**Exercise goal:** In the data below, find every line with the string "Probabilities" and pull it out.

(Entries with figure data)
□ □ □ □ □

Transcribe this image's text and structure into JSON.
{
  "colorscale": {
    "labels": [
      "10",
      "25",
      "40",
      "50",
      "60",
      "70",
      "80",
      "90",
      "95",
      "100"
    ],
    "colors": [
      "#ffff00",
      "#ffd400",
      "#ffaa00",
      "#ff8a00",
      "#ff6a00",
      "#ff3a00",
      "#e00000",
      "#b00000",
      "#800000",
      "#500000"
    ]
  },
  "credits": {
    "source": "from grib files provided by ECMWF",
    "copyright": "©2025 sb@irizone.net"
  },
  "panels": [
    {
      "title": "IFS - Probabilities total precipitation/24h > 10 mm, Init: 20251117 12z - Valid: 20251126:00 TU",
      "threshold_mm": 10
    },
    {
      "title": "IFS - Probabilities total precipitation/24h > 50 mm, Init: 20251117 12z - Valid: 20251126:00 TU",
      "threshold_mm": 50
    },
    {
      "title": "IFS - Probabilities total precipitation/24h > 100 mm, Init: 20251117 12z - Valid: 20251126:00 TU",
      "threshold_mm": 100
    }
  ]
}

□ □ □ □ □

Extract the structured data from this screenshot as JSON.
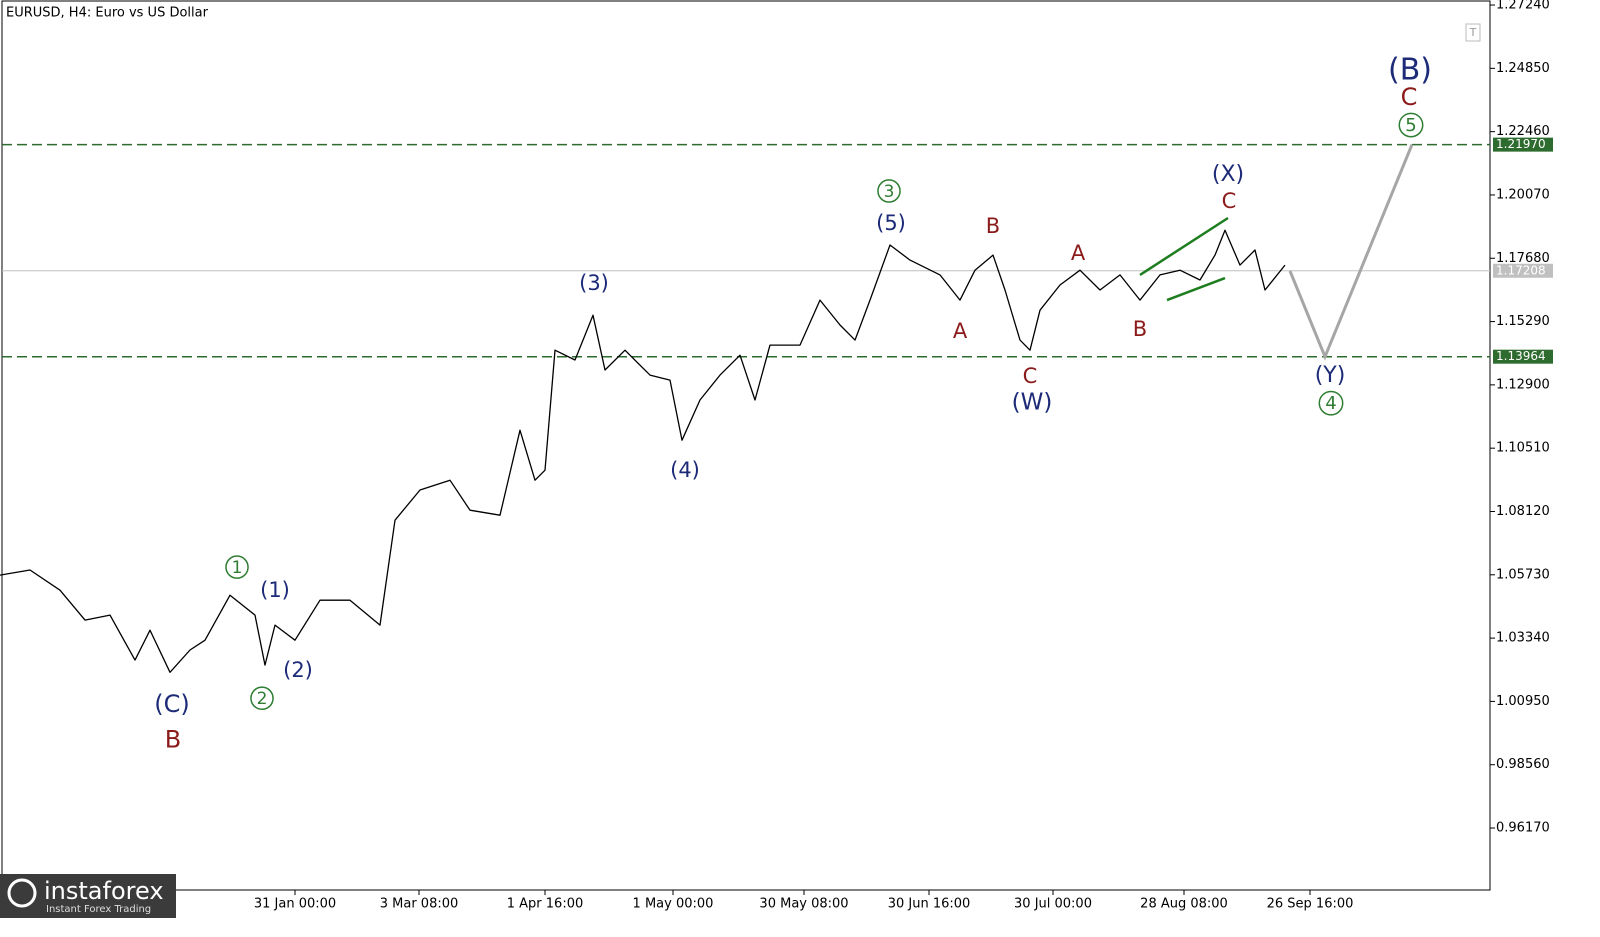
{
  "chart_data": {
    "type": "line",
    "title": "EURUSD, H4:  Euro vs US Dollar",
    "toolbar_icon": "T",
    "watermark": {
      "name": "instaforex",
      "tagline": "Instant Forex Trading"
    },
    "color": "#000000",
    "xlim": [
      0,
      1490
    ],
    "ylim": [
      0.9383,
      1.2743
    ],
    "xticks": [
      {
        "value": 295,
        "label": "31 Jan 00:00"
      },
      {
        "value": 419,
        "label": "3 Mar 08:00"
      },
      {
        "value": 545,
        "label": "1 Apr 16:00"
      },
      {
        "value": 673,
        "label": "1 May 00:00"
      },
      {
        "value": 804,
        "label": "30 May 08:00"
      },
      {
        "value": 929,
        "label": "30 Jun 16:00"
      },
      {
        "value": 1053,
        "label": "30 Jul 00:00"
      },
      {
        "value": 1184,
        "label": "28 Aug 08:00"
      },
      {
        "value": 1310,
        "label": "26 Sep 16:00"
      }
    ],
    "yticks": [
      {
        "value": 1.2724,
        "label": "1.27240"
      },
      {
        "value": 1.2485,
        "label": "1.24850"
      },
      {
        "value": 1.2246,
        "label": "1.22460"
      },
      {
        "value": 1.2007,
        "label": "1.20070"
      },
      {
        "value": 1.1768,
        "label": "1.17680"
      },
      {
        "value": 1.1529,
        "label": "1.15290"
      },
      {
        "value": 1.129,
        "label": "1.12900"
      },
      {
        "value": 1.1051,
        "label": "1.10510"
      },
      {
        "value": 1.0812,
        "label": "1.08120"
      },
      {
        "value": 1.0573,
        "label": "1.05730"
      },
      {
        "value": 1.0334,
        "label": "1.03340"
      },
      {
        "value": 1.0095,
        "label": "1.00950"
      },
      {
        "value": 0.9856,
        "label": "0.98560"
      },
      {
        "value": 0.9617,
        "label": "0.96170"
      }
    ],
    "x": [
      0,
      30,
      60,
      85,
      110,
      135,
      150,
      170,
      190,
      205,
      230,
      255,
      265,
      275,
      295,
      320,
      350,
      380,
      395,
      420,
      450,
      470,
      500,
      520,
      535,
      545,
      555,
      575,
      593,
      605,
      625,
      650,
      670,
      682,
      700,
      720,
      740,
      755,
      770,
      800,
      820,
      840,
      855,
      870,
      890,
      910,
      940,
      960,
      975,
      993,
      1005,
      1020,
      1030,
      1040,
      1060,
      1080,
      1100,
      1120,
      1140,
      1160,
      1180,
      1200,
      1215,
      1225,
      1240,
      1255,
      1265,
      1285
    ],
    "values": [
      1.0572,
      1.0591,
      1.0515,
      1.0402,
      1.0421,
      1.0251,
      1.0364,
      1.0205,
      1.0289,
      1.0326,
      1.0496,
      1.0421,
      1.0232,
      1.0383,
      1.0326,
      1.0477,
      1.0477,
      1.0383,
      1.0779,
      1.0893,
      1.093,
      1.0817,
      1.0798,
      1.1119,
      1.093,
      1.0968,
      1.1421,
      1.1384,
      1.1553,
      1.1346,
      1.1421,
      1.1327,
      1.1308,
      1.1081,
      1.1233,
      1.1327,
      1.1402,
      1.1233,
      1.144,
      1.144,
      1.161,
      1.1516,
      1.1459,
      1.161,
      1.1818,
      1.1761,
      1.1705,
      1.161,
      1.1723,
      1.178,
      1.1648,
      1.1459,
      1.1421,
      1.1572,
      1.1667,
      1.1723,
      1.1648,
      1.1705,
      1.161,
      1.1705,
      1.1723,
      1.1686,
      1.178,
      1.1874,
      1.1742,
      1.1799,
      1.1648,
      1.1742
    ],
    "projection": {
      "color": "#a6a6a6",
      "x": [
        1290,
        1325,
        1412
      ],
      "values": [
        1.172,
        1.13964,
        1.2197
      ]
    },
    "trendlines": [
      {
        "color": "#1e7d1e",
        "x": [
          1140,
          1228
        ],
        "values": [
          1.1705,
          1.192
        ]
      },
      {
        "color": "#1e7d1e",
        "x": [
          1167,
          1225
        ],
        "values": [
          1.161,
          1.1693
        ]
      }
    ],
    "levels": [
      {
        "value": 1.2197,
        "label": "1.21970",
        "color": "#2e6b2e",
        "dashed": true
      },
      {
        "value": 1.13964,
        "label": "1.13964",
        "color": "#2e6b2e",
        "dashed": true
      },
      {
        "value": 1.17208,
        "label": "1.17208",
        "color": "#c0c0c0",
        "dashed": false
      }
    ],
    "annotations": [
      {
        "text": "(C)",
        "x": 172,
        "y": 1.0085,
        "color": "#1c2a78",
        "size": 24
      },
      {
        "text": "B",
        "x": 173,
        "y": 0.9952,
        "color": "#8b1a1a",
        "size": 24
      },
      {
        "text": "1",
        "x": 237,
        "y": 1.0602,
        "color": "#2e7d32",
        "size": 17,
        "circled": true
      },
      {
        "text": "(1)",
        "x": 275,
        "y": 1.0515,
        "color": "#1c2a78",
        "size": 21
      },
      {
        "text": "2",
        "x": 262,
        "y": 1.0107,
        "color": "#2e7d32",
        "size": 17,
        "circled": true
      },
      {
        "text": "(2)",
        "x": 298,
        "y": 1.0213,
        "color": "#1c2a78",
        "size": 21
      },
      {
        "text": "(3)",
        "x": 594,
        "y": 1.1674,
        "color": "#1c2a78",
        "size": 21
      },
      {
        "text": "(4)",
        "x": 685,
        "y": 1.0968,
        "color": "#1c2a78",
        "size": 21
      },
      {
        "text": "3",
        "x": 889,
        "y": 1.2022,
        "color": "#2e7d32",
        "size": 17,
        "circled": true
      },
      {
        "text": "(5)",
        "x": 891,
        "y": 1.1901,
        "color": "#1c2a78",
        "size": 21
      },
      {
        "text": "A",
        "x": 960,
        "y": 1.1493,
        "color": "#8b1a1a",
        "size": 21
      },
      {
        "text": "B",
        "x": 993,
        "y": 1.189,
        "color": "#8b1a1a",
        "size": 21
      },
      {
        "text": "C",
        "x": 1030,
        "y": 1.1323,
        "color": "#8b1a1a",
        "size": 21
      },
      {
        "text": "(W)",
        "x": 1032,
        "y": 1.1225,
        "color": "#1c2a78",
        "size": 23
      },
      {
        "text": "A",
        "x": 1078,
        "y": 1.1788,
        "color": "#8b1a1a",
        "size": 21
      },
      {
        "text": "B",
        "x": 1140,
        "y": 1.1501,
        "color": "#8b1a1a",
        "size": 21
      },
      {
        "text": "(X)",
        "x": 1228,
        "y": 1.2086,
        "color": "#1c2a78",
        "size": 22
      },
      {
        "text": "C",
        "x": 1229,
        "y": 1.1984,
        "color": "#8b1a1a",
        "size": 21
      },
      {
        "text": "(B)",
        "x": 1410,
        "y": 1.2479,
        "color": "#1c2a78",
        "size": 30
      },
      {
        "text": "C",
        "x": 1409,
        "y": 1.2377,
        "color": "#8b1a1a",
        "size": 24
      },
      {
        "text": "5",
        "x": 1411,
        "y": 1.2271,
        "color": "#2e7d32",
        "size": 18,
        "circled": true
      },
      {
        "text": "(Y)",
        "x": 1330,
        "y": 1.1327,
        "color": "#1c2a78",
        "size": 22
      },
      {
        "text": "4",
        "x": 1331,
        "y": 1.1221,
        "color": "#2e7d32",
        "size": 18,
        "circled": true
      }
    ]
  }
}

□ □ □ □ □

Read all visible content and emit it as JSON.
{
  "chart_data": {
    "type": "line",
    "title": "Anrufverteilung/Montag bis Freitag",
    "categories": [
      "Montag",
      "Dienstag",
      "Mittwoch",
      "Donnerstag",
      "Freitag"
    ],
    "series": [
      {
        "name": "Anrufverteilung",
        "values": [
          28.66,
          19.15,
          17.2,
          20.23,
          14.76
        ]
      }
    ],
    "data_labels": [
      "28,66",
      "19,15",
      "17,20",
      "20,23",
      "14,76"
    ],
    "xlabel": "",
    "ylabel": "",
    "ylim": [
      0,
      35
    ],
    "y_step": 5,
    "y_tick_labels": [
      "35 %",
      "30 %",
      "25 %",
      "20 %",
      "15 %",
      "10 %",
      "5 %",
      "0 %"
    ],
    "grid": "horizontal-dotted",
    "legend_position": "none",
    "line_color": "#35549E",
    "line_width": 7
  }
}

□ □ □ □ □

**Finished exercise:**
      "title": "IFS - Probabilities total precipitation/24h > 10 mm, Init: 20251117 12z - Valid: 20251126:00 TU",
      "title": "IFS - Probabilities total precipitation/24h > 50 mm, Init: 20251117 12z - Valid: 20251126:00 TU",
      "title": "IFS - Probabilities total precipitation/24h > 100 mm, Init: 20251117 12z - Valid: 20251126:00 TU",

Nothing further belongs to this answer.